What to work on
Please reproduce every line of the data below word for word, leaving out the pictures.

Listed records
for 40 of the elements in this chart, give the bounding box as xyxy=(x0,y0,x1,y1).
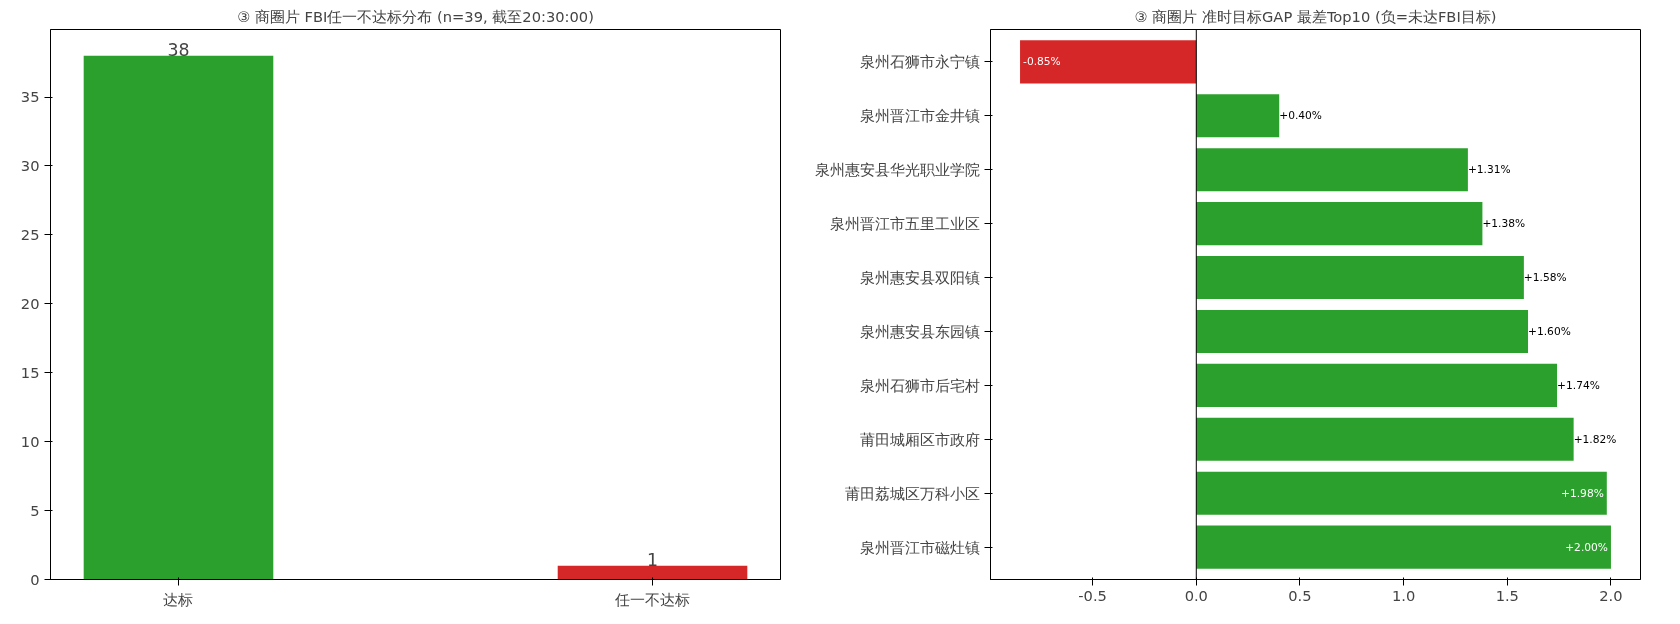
data-label: +1.60% xyxy=(1528,324,1571,338)
data-label: 38 xyxy=(167,39,190,60)
data-label: +0.40% xyxy=(1279,109,1322,123)
x-tick-label: -0.5 xyxy=(1078,586,1107,604)
data-label: +1.31% xyxy=(1467,163,1511,177)
y-tick-label: 泉州惠安县双阳镇 xyxy=(859,269,980,287)
x-tick-label: 2.0 xyxy=(1599,586,1623,604)
data-label: +1.82% xyxy=(1573,432,1617,446)
y-tick-label: 莆田荔城区万科小区 xyxy=(844,484,980,502)
y-tick-label: 泉州惠安县华光职业学院 xyxy=(814,161,980,179)
data-label: 1 xyxy=(647,549,659,570)
x-tick-label: 任一不达标 xyxy=(614,590,691,608)
y-tick-label: 泉州惠安县东园镇 xyxy=(859,322,980,340)
y-tick-label: 泉州晋江市金井镇 xyxy=(859,107,980,125)
x-tick-label: 达标 xyxy=(163,590,194,608)
y-tick-label: 莆田城厢区市政府 xyxy=(859,430,980,448)
x-tick-label: 0.5 xyxy=(1288,586,1312,604)
y-tick-label: 5 xyxy=(30,501,40,519)
y-tick-label: 25 xyxy=(20,225,40,243)
x-tick-label: 1.0 xyxy=(1391,586,1416,604)
x-tick-label: 0.0 xyxy=(1184,586,1208,604)
data-label: +1.58% xyxy=(1523,271,1567,285)
y-tick-label: 泉州石狮市永宁镇 xyxy=(859,53,980,71)
y-tick-label: 泉州石狮市后宅村 xyxy=(859,376,980,394)
y-tick-label: 0 xyxy=(30,570,40,588)
data-label: -0.85% xyxy=(1023,55,1061,69)
x-tick-label: 1.5 xyxy=(1495,586,1519,604)
data-label: +1.98% xyxy=(1561,486,1604,500)
y-tick-label: 15 xyxy=(20,363,40,381)
y-tick-label: 35 xyxy=(20,88,40,106)
y-tick-label: 30 xyxy=(20,156,40,174)
chart-title: ③ 商圈片 准时目标GAP 最差Top10 (负=未达FBI目标) xyxy=(1134,7,1497,25)
data-label: +1.74% xyxy=(1557,378,1600,392)
y-tick-label: 10 xyxy=(20,432,40,450)
data-label: +1.38% xyxy=(1482,217,1526,231)
y-tick-label: 泉州晋江市磁灶镇 xyxy=(859,538,980,556)
y-tick-label: 20 xyxy=(20,294,40,312)
data-label: +2.00% xyxy=(1565,540,1608,554)
chart-title: ③ 商圈片 FBI任一不达标分布 (n=39, 截至20:30:00) xyxy=(237,7,594,25)
y-tick-label: 泉州晋江市五里工业区 xyxy=(829,215,980,233)
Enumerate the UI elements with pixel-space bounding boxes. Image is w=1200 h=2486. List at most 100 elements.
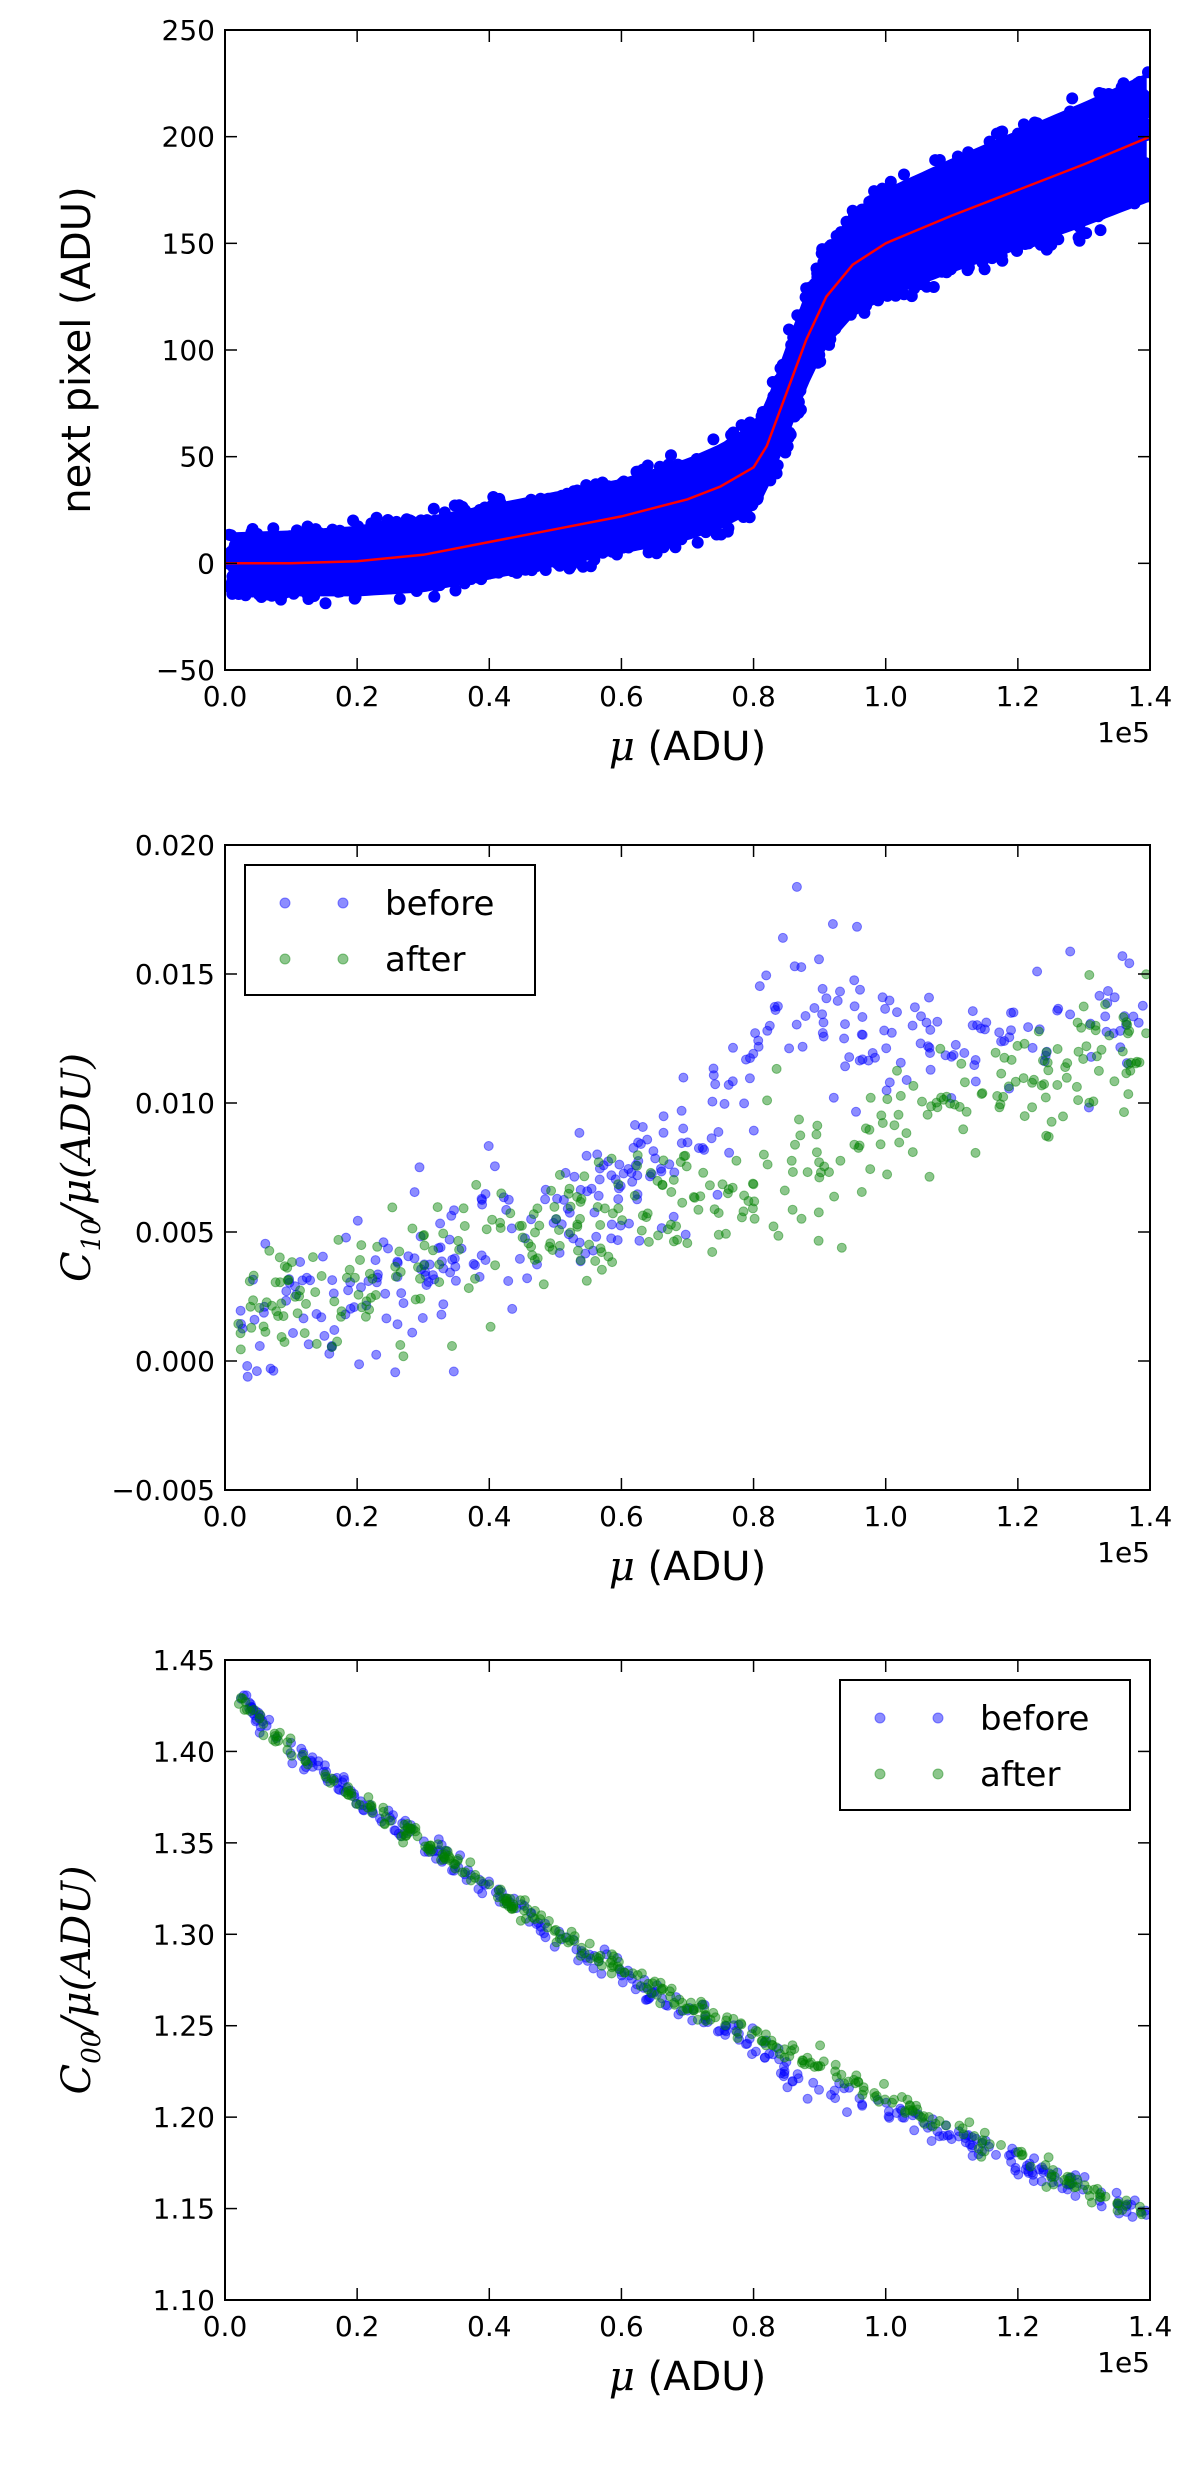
x-tick-label: 0.2: [335, 680, 380, 713]
data-point: [865, 1164, 876, 1175]
data-point: [875, 1139, 886, 1150]
data-point: [750, 1028, 761, 1039]
data-point: [581, 1150, 592, 1161]
data-point: [984, 2141, 994, 2152]
data-point: [770, 1005, 781, 1015]
data-point: [434, 1277, 445, 1288]
data-point: [555, 1929, 566, 1940]
data-point: [346, 1788, 357, 1799]
data-point: [592, 1202, 603, 1212]
data-point: [423, 1277, 434, 1287]
data-point: [805, 2057, 816, 2068]
data-point: [295, 1257, 306, 1267]
data-point: [364, 1799, 375, 1810]
data-point: [630, 1120, 640, 1130]
data-point: [817, 983, 828, 994]
data-point: [563, 1937, 574, 1948]
data-point: [1137, 1000, 1148, 1011]
data-point: [582, 1955, 593, 1966]
data-point: [970, 1055, 981, 1065]
data-point: [796, 962, 807, 973]
data-point: [640, 1994, 651, 2005]
data-point: [883, 2111, 894, 2122]
data-point: [300, 1755, 311, 1766]
data-point: [562, 1203, 573, 1214]
data-point: [998, 1091, 1009, 1102]
data-point: [922, 1109, 933, 1120]
data-point: [298, 1313, 309, 1324]
data-point: [687, 2004, 698, 2015]
data-point: [874, 2096, 884, 2107]
data-point: [1072, 2174, 1083, 2185]
data-point: [817, 1028, 828, 1038]
data-point: [565, 1227, 576, 1238]
data-point: [568, 1934, 579, 1945]
data-point: [442, 1846, 453, 1857]
data-point: [453, 1862, 464, 1873]
data-point: [930, 2118, 941, 2129]
data-point: [531, 1919, 542, 1929]
data-point: [508, 1901, 519, 1912]
data-point: [719, 1098, 730, 1109]
legend-marker: [279, 953, 291, 965]
data-point: [383, 1243, 393, 1254]
data-point: [593, 1956, 604, 1966]
data-point: [652, 1175, 663, 1186]
data-point: [284, 1277, 295, 1288]
data-point: [504, 1897, 515, 1908]
data-point: [596, 1968, 607, 1979]
data-point: [854, 1140, 865, 1151]
data-point: [1131, 1056, 1142, 1067]
data-point: [450, 1859, 461, 1870]
data-point: [662, 2000, 673, 2011]
data-point: [606, 1949, 617, 1960]
data-point: [1044, 2168, 1055, 2179]
data-point: [407, 1223, 418, 1234]
data-point: [925, 1064, 936, 1075]
data-point: [884, 1077, 895, 1088]
data-point: [398, 1298, 409, 1309]
data-point: [239, 1704, 250, 1715]
data-point: [1028, 2176, 1039, 2187]
data-point: [233, 1698, 244, 1709]
data-point: [325, 1777, 336, 1788]
x-tick-label: 0.4: [467, 680, 512, 713]
data-point: [1039, 1056, 1050, 1067]
y-tick-label: 250: [162, 14, 215, 47]
data-point: [505, 1893, 516, 1904]
x-axis-label-text: (ADU): [635, 724, 766, 770]
data-point: [768, 2049, 778, 2060]
data-point: [724, 1147, 735, 1158]
data-point: [301, 1762, 311, 1773]
data-point: [886, 1027, 897, 1038]
data-point: [248, 1274, 258, 1285]
data-point: [832, 995, 843, 1006]
data-point: [721, 525, 734, 538]
data-point: [1063, 2179, 1074, 2190]
data-point: [584, 1938, 595, 1949]
data-point: [1108, 1028, 1119, 1039]
data-point: [746, 2029, 757, 2040]
data-point: [1112, 2198, 1123, 2209]
data-point: [575, 1255, 586, 1266]
data-point: [436, 1309, 447, 1320]
data-point: [345, 1785, 356, 1796]
data-point: [784, 1043, 795, 1054]
data-point: [707, 433, 720, 446]
data-point: [343, 1789, 354, 1800]
data-point: [520, 1913, 531, 1924]
data-point: [948, 1050, 959, 1060]
data-point: [761, 970, 772, 981]
data-point: [307, 1761, 318, 1772]
data-point: [972, 1020, 983, 1031]
data-point: [499, 1898, 510, 1909]
data-point: [787, 1204, 798, 1215]
data-point: [830, 2066, 841, 2077]
data-point: [1121, 1068, 1132, 1079]
y-tick-label: 50: [179, 441, 215, 474]
data-point: [699, 1144, 710, 1155]
y-axis-label-rest: /μ(ADU): [54, 1865, 100, 2034]
data-point: [936, 1092, 947, 1103]
data-point: [370, 1255, 381, 1266]
data-point: [470, 1869, 481, 1880]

The result
for 40 of the elements in this chart, give the bounding box as xyxy=(x0,y0,x1,y1).
data-label: +1.60% xyxy=(1528,324,1571,338)
data-label: 38 xyxy=(167,39,190,60)
data-label: +0.40% xyxy=(1279,109,1322,123)
x-tick-label: -0.5 xyxy=(1078,586,1107,604)
data-label: +1.31% xyxy=(1467,163,1511,177)
y-tick-label: 泉州惠安县双阳镇 xyxy=(859,269,980,287)
x-tick-label: 2.0 xyxy=(1599,586,1623,604)
data-label: +1.82% xyxy=(1573,432,1617,446)
y-tick-label: 莆田荔城区万科小区 xyxy=(844,484,980,502)
y-tick-label: 泉州惠安县华光职业学院 xyxy=(814,161,980,179)
data-label: 1 xyxy=(647,549,659,570)
x-tick-label: 任一不达标 xyxy=(614,590,691,608)
y-tick-label: 泉州惠安县东园镇 xyxy=(859,322,980,340)
y-tick-label: 泉州晋江市金井镇 xyxy=(859,107,980,125)
x-tick-label: 达标 xyxy=(163,590,194,608)
y-tick-label: 莆田城厢区市政府 xyxy=(859,430,980,448)
x-tick-label: 0.5 xyxy=(1288,586,1312,604)
y-tick-label: 5 xyxy=(30,501,40,519)
y-tick-label: 25 xyxy=(20,225,40,243)
x-tick-label: 1.0 xyxy=(1391,586,1416,604)
x-tick-label: 0.0 xyxy=(1184,586,1208,604)
data-label: +1.58% xyxy=(1523,271,1567,285)
y-tick-label: 泉州石狮市永宁镇 xyxy=(859,53,980,71)
y-tick-label: 泉州石狮市后宅村 xyxy=(859,376,980,394)
y-tick-label: 0 xyxy=(30,570,40,588)
data-label: -0.85% xyxy=(1023,55,1061,69)
x-tick-label: 1.5 xyxy=(1495,586,1519,604)
data-label: +1.98% xyxy=(1561,486,1604,500)
y-tick-label: 15 xyxy=(20,363,40,381)
y-tick-label: 35 xyxy=(20,88,40,106)
y-tick-label: 30 xyxy=(20,156,40,174)
chart-title: ③ 商圈片 准时目标GAP 最差Top10 (负=未达FBI目标) xyxy=(1134,7,1497,25)
data-label: +1.74% xyxy=(1557,378,1600,392)
y-tick-label: 10 xyxy=(20,432,40,450)
data-label: +1.38% xyxy=(1482,217,1526,231)
y-tick-label: 泉州晋江市磁灶镇 xyxy=(859,538,980,556)
y-tick-label: 20 xyxy=(20,294,40,312)
data-label: +2.00% xyxy=(1565,540,1608,554)
chart-title: ③ 商圈片 FBI任一不达标分布 (n=39, 截至20:30:00) xyxy=(237,7,594,25)
y-tick-label: 泉州晋江市五里工业区 xyxy=(829,215,980,233)
Enumerate the UI elements with pixel-space bounding boxes. Image is w=1200 h=2486. List at most 100 elements.
x-tick-label: 0.2: [335, 680, 380, 713]
data-point: [865, 1164, 876, 1175]
data-point: [875, 1139, 886, 1150]
data-point: [750, 1028, 761, 1039]
data-point: [581, 1150, 592, 1161]
data-point: [984, 2141, 994, 2152]
data-point: [770, 1005, 781, 1015]
data-point: [434, 1277, 445, 1288]
data-point: [555, 1929, 566, 1940]
data-point: [346, 1788, 357, 1799]
data-point: [592, 1202, 603, 1212]
data-point: [423, 1277, 434, 1287]
data-point: [805, 2057, 816, 2068]
data-point: [295, 1257, 306, 1267]
data-point: [364, 1799, 375, 1810]
data-point: [630, 1120, 640, 1130]
data-point: [817, 983, 828, 994]
data-point: [563, 1937, 574, 1948]
data-point: [1137, 1000, 1148, 1011]
data-point: [582, 1955, 593, 1966]
data-point: [970, 1055, 981, 1065]
data-point: [796, 962, 807, 973]
data-point: [640, 1994, 651, 2005]
data-point: [883, 2111, 894, 2122]
data-point: [300, 1755, 311, 1766]
data-point: [562, 1203, 573, 1214]
data-point: [998, 1091, 1009, 1102]
data-point: [922, 1109, 933, 1120]
data-point: [298, 1313, 309, 1324]
data-point: [687, 2004, 698, 2015]
data-point: [874, 2096, 884, 2107]
data-point: [1072, 2174, 1083, 2185]
data-point: [817, 1028, 828, 1038]
data-point: [565, 1227, 576, 1238]
data-point: [568, 1934, 579, 1945]
data-point: [442, 1846, 453, 1857]
data-point: [453, 1862, 464, 1873]
data-point: [930, 2118, 941, 2129]
data-point: [531, 1919, 542, 1929]
data-point: [508, 1901, 519, 1912]
data-point: [719, 1098, 730, 1109]
legend-marker: [279, 953, 291, 965]
data-point: [383, 1243, 393, 1254]
data-point: [593, 1956, 604, 1966]
data-point: [652, 1175, 663, 1186]
data-point: [284, 1277, 295, 1288]
data-point: [504, 1897, 515, 1908]
data-point: [596, 1968, 607, 1979]
data-point: [854, 1140, 865, 1151]
data-point: [1131, 1056, 1142, 1067]
data-point: [450, 1859, 461, 1870]
data-point: [662, 2000, 673, 2011]
data-point: [606, 1949, 617, 1960]
data-point: [1044, 2168, 1055, 2179]
data-point: [407, 1223, 418, 1234]
data-point: [925, 1064, 936, 1075]
data-point: [884, 1077, 895, 1088]
data-point: [398, 1298, 409, 1309]
data-point: [239, 1704, 250, 1715]
data-point: [1028, 2176, 1039, 2187]
data-point: [233, 1698, 244, 1709]
data-point: [325, 1777, 336, 1788]
x-tick-label: 0.4: [467, 680, 512, 713]
data-point: [1039, 1056, 1050, 1067]
y-tick-label: 250: [162, 14, 215, 47]
data-point: [505, 1893, 516, 1904]
x-axis-label-text: (ADU): [635, 724, 766, 770]
data-point: [768, 2049, 778, 2060]
data-point: [724, 1147, 735, 1158]
data-point: [301, 1762, 311, 1773]
data-point: [886, 1027, 897, 1038]
data-point: [248, 1274, 258, 1285]
data-point: [832, 995, 843, 1006]
data-point: [721, 525, 734, 538]
data-point: [1063, 2179, 1074, 2190]
data-point: [584, 1938, 595, 1949]
data-point: [1108, 1028, 1119, 1039]
data-point: [746, 2029, 757, 2040]
data-point: [1112, 2198, 1123, 2209]
data-point: [575, 1255, 586, 1266]
data-point: [436, 1309, 447, 1320]
data-point: [345, 1785, 356, 1796]
data-point: [784, 1043, 795, 1054]
data-point: [707, 433, 720, 446]
data-point: [343, 1789, 354, 1800]
data-point: [520, 1913, 531, 1924]
data-point: [948, 1050, 959, 1060]
data-point: [761, 970, 772, 981]
data-point: [307, 1761, 318, 1772]
data-point: [972, 1020, 983, 1031]
data-point: [499, 1898, 510, 1909]
data-point: [787, 1204, 798, 1215]
data-point: [830, 2066, 841, 2077]
data-point: [1121, 1068, 1132, 1079]
y-tick-label: 50: [179, 441, 215, 474]
data-point: [699, 1144, 710, 1155]
y-axis-label-rest: /μ(ADU): [54, 1865, 100, 2034]
data-point: [936, 1092, 947, 1103]
data-point: [370, 1255, 381, 1266]
data-point: [470, 1869, 481, 1880]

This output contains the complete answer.